AIM OF THE EXERCISE:
Extract, from the records beneath this instruction, each line that contains the word "partypieces".

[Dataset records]
——————

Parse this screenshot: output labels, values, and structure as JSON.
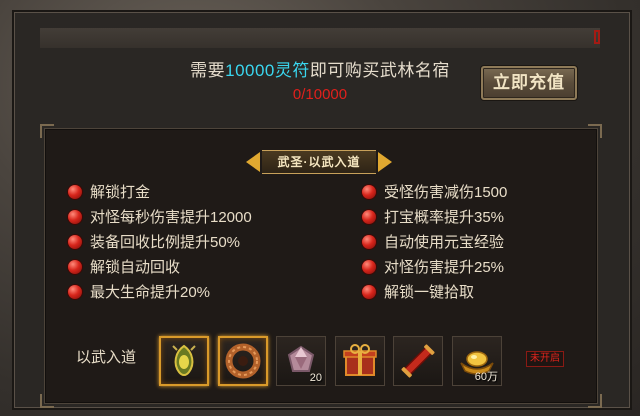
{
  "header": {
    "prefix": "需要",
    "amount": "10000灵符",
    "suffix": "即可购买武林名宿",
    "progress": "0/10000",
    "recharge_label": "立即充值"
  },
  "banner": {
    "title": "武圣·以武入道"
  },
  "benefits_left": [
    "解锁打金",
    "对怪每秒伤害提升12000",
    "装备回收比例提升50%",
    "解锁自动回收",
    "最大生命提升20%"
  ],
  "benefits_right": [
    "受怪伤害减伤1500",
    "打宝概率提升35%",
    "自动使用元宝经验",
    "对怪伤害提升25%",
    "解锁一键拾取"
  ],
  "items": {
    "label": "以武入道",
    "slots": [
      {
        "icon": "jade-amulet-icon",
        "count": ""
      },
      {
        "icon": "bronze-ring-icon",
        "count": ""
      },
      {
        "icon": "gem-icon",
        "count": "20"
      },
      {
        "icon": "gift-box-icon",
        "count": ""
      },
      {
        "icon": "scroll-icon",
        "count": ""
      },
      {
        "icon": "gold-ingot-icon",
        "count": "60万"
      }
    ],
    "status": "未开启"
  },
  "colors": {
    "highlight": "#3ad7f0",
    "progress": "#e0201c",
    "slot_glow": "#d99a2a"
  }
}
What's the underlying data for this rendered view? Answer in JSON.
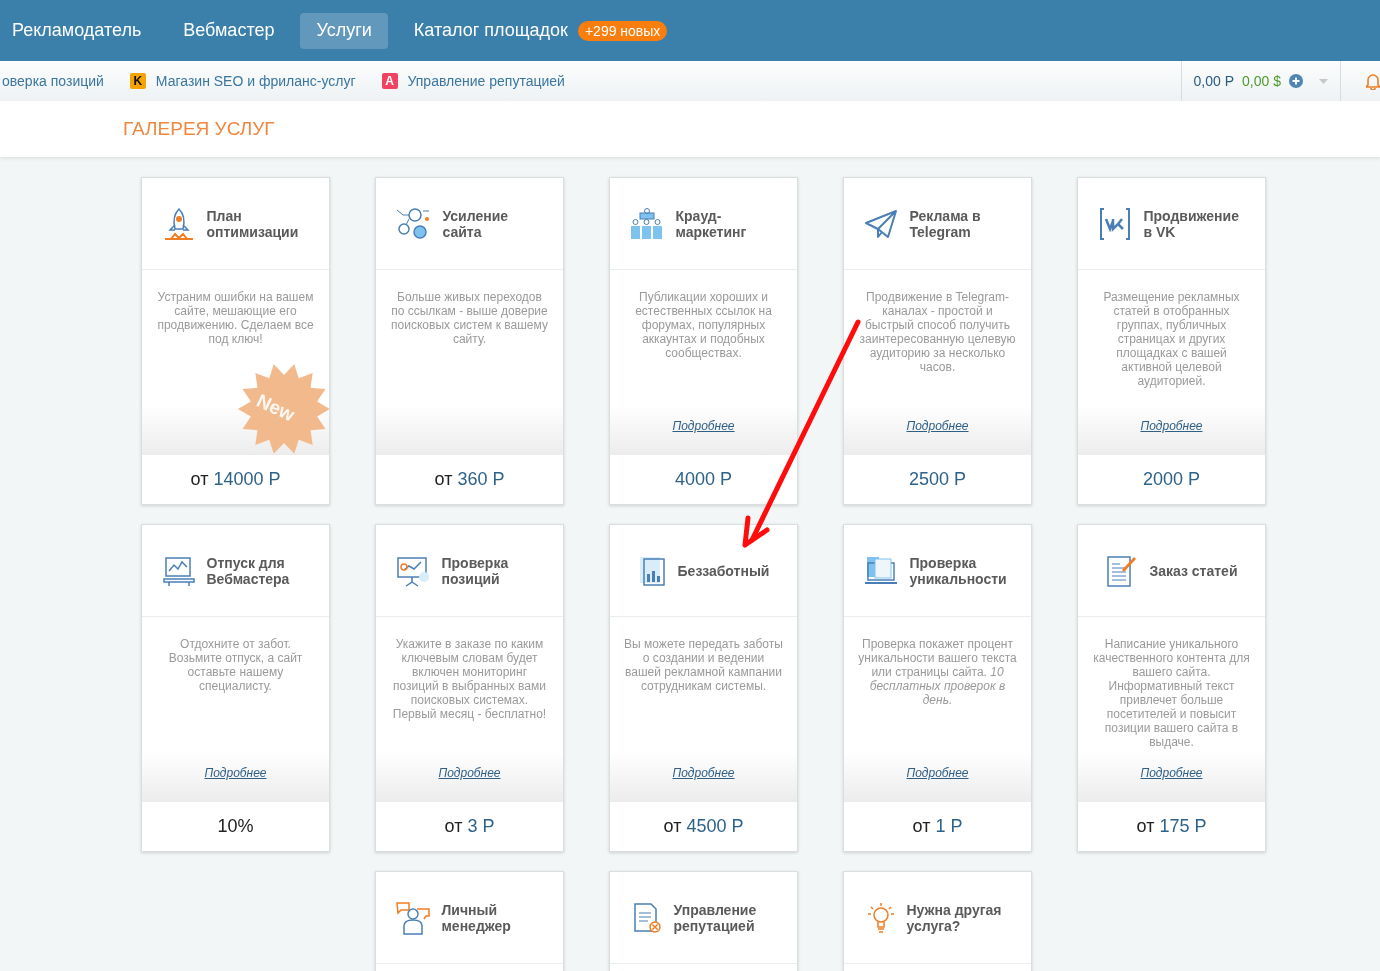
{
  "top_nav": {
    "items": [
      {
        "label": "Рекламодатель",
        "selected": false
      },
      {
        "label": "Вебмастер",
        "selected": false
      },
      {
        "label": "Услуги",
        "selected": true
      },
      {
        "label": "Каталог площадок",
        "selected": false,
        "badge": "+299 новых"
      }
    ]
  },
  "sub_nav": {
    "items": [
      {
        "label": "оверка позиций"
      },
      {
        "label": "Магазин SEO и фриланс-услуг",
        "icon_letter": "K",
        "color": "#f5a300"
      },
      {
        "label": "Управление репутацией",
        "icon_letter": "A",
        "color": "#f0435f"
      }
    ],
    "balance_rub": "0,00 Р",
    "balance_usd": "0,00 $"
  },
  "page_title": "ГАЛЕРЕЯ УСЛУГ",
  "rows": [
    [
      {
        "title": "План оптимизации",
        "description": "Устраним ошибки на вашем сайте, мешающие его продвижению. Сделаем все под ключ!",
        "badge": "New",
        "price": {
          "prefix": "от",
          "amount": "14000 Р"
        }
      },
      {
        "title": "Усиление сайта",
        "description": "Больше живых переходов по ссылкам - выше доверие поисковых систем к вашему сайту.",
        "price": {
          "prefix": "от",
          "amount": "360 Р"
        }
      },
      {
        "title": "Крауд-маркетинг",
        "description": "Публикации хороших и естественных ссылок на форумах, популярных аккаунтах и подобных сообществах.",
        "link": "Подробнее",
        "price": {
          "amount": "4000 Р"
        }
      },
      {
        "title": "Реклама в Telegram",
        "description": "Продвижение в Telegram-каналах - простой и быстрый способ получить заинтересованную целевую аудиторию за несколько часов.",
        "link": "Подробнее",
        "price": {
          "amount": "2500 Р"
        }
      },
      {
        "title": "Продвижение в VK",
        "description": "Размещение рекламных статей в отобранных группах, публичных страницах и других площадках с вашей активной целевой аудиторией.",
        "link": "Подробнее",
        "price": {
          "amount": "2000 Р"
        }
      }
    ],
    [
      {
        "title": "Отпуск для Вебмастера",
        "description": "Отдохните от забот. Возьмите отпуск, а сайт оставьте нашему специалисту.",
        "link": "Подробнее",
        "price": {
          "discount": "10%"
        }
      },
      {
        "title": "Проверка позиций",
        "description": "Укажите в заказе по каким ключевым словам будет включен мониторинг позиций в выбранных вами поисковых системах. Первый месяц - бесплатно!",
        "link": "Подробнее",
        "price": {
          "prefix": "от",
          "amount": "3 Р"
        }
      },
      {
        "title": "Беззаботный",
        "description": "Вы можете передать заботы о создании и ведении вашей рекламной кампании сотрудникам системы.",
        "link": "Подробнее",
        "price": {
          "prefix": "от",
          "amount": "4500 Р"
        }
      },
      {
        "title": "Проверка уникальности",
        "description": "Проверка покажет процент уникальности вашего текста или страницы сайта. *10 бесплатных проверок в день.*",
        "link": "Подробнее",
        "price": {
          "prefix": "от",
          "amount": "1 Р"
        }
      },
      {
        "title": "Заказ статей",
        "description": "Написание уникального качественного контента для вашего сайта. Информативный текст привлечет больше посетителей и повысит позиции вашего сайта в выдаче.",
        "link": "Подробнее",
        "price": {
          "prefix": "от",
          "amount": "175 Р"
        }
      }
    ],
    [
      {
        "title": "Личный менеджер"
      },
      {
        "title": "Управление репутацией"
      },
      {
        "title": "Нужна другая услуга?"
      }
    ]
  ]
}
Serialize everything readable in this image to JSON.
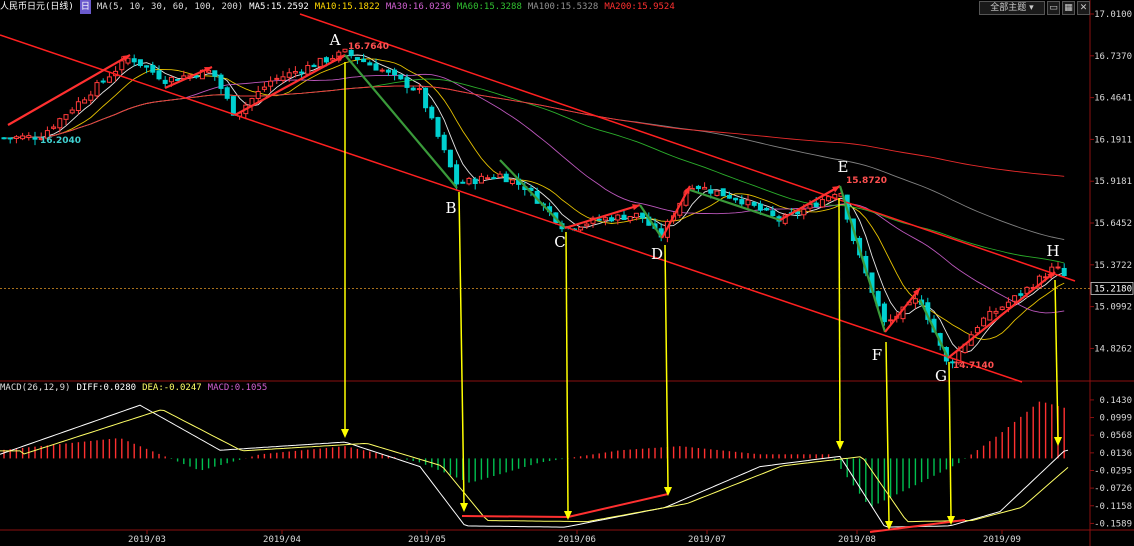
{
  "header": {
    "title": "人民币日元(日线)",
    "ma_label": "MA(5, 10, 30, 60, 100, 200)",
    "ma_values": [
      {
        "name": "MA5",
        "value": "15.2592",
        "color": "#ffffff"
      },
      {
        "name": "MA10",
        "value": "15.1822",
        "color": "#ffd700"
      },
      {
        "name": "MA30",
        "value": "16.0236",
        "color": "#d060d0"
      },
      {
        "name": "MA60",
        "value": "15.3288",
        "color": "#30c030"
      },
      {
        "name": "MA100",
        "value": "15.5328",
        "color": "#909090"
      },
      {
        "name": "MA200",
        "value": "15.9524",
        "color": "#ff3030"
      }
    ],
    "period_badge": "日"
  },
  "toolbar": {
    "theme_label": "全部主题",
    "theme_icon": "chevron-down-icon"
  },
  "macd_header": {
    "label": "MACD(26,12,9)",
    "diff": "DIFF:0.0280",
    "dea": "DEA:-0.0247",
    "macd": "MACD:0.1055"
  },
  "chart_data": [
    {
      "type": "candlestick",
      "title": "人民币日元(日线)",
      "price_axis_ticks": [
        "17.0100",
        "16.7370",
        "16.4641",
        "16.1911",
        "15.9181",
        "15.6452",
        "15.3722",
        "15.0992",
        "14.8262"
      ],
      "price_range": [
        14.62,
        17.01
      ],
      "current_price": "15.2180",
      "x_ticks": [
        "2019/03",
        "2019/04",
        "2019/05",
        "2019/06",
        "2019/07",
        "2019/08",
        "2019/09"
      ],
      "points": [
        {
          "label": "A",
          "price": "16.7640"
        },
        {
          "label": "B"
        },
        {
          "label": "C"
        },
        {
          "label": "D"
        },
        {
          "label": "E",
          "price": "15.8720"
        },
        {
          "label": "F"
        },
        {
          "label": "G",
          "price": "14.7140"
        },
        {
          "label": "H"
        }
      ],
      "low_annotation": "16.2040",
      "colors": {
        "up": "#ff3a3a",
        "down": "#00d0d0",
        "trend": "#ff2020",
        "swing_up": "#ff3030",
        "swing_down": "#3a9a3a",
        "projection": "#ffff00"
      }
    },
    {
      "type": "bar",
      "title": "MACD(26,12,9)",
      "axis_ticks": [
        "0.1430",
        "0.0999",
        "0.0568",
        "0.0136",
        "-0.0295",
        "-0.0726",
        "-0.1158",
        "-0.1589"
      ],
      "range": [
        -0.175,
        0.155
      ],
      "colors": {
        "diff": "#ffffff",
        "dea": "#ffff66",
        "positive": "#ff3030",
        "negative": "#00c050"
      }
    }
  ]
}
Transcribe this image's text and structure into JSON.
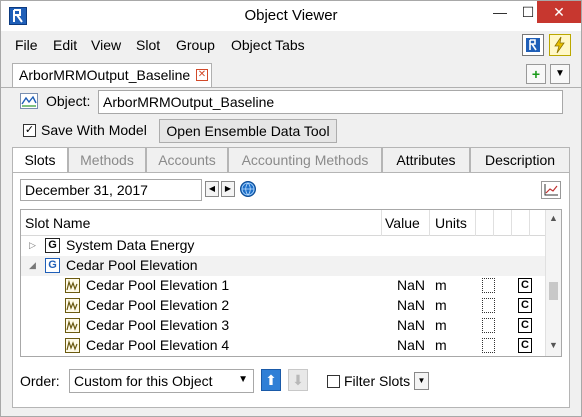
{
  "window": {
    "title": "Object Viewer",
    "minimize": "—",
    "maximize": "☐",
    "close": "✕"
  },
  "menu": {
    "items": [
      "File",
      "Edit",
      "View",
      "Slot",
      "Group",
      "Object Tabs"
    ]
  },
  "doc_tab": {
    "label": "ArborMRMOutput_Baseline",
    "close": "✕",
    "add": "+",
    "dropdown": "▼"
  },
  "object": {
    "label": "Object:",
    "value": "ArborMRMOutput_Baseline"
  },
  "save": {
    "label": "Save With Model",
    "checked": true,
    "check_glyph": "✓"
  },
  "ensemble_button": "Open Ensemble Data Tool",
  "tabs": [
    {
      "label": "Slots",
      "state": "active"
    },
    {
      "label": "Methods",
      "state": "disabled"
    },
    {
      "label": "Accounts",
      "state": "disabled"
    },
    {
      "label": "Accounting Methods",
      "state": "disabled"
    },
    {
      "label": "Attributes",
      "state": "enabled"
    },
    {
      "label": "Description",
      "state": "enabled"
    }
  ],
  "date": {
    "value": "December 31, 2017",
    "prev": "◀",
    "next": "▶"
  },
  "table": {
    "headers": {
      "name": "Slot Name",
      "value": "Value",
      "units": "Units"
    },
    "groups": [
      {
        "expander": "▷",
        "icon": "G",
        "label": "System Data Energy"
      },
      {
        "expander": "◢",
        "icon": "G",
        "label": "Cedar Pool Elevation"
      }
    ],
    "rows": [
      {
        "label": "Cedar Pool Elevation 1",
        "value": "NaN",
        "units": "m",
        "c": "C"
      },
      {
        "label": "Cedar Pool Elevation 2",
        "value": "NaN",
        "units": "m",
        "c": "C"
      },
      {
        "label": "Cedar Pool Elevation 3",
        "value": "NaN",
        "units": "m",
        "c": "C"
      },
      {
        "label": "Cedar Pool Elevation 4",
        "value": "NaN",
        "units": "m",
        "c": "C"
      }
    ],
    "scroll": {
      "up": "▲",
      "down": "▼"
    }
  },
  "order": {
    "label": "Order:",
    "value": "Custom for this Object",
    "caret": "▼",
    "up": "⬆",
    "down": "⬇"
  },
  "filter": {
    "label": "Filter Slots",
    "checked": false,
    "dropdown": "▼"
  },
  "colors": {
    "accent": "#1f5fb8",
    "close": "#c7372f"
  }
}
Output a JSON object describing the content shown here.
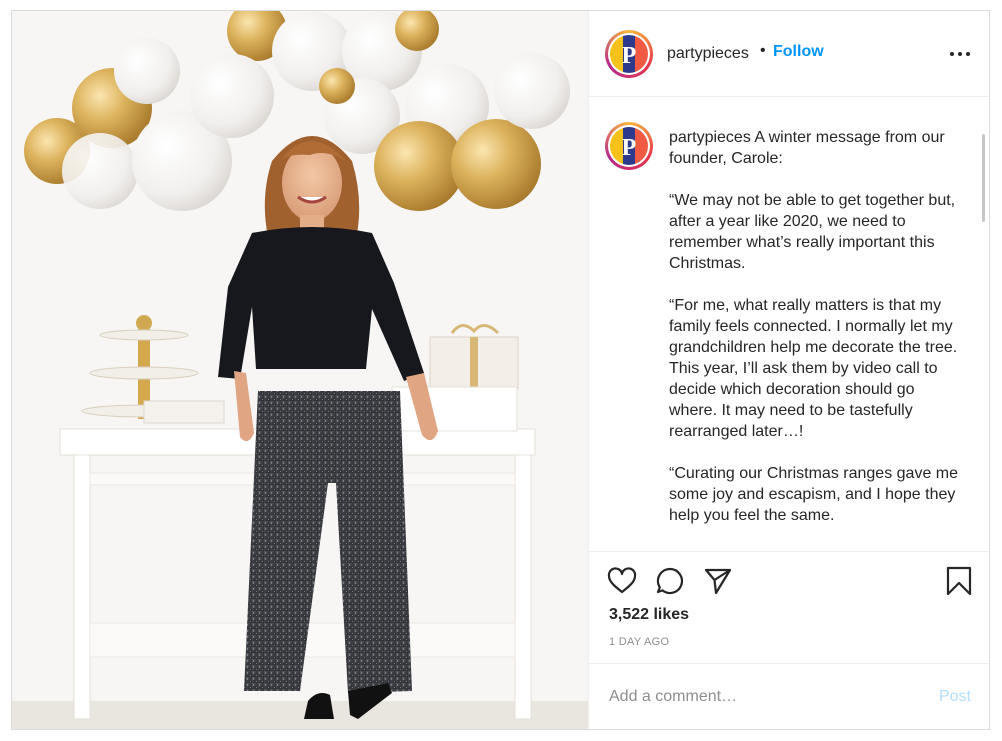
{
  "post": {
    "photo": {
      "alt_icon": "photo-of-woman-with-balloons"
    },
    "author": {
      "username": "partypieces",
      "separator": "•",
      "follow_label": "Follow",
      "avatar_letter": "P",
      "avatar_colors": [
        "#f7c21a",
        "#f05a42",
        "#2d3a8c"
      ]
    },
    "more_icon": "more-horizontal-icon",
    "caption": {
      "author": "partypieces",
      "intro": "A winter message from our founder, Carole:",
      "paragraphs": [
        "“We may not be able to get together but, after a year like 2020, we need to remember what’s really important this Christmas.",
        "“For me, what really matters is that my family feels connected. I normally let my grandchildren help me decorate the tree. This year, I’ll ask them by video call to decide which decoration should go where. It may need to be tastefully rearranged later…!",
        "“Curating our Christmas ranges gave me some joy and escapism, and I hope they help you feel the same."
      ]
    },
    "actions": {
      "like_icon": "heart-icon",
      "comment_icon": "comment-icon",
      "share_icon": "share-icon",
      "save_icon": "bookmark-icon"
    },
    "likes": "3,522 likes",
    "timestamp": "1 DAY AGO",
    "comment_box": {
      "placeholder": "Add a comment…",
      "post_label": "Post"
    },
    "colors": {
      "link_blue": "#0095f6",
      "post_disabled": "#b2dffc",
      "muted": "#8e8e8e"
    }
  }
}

——————

COMPLETE OUTPUT:
      "username": "partypieces",
      "author": "partypieces",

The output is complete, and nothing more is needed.